**PROBLEM DESCRIPTION:** Find how many lines of the listing include the string "study", and report only that figure.

================================

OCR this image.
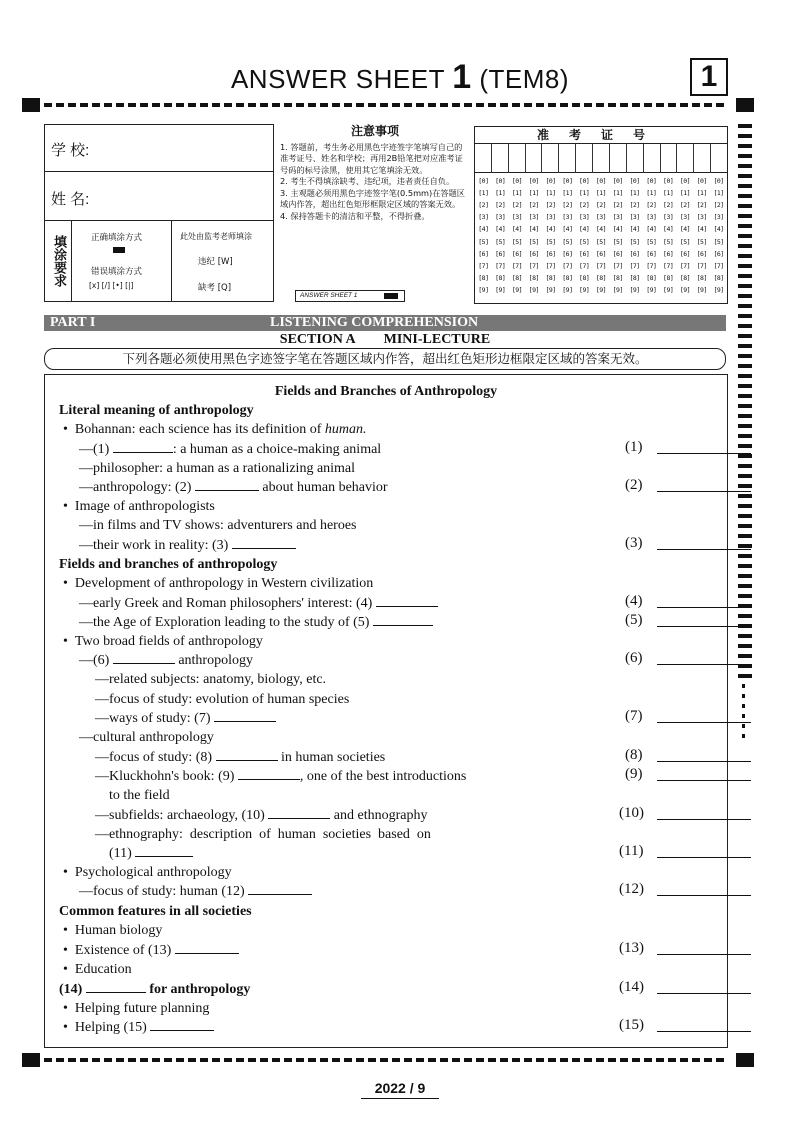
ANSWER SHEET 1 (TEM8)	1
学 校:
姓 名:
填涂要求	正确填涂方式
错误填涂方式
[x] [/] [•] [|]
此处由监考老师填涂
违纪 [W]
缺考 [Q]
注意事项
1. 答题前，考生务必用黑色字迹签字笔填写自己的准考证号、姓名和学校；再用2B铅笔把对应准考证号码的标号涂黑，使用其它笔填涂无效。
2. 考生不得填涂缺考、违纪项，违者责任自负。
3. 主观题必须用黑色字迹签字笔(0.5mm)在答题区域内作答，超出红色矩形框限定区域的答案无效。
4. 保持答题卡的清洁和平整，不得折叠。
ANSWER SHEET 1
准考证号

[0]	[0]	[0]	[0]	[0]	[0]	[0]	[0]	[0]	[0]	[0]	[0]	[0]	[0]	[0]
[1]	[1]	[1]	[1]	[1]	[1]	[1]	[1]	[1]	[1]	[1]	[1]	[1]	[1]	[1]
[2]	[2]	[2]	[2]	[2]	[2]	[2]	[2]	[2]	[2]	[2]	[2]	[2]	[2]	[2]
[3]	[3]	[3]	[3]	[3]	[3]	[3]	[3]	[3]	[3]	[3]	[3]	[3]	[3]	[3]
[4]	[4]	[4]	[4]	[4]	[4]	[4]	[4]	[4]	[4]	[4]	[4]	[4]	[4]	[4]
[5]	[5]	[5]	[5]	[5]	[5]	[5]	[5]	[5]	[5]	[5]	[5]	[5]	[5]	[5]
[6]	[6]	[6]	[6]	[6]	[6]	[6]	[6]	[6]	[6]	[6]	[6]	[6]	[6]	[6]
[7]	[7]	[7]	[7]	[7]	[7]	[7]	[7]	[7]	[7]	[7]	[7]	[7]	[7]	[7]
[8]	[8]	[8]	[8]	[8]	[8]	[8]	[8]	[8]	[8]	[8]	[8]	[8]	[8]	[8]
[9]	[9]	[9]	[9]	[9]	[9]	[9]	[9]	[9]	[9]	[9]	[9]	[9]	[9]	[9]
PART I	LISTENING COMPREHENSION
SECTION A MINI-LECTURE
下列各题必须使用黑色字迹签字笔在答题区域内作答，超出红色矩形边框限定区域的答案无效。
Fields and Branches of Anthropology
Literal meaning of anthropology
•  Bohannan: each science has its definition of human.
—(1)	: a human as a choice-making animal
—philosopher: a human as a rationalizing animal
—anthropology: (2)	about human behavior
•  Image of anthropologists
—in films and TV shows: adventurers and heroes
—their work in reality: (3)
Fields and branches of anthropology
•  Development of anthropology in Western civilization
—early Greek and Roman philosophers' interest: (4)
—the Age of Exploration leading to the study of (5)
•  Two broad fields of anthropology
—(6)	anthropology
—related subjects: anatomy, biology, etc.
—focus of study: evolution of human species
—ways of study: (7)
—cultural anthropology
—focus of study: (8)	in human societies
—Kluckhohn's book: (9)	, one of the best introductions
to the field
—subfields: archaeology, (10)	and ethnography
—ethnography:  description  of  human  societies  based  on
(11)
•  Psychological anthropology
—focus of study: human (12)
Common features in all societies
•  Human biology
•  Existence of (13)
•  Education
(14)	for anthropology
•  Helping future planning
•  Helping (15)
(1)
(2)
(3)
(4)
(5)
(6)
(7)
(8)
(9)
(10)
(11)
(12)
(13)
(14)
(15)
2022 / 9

================================

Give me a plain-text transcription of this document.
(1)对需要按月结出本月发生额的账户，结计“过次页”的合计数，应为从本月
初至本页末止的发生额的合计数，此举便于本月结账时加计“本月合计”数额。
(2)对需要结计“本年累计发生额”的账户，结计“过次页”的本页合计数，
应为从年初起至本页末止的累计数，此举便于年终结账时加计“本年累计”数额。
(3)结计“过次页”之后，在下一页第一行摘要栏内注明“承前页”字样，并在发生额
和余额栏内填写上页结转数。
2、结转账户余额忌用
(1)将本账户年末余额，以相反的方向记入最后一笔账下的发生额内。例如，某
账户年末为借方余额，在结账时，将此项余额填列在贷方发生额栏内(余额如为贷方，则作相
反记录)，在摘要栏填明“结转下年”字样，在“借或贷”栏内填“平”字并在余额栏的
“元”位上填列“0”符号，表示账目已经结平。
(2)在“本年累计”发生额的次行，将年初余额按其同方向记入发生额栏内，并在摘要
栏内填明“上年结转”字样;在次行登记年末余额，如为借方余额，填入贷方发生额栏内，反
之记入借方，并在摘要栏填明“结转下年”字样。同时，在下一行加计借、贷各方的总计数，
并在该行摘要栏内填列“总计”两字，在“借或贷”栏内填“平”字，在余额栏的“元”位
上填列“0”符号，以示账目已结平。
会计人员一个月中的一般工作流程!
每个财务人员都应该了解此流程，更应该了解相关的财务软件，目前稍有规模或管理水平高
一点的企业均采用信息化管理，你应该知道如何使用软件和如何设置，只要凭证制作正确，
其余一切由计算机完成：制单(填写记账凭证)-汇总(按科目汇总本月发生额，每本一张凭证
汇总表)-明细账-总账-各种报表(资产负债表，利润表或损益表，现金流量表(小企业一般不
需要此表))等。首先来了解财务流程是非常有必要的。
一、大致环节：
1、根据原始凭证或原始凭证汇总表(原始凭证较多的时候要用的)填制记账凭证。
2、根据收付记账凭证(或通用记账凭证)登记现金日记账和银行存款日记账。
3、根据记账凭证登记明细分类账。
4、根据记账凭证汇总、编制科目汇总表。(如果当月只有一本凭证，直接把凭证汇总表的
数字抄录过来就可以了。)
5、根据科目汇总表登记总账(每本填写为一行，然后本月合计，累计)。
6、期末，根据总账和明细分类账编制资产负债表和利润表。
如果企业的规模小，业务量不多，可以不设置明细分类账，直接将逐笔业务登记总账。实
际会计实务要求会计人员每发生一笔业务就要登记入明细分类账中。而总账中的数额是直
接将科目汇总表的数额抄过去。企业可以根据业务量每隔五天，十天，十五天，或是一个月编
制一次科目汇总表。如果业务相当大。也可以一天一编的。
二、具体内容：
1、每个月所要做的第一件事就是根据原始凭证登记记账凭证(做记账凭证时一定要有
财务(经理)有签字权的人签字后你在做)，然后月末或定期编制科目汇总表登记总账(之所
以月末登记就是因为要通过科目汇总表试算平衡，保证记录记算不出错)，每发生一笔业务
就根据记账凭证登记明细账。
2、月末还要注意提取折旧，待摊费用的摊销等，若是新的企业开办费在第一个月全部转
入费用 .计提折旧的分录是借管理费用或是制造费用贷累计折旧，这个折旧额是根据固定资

================================

**TASK OUTPUT:** 5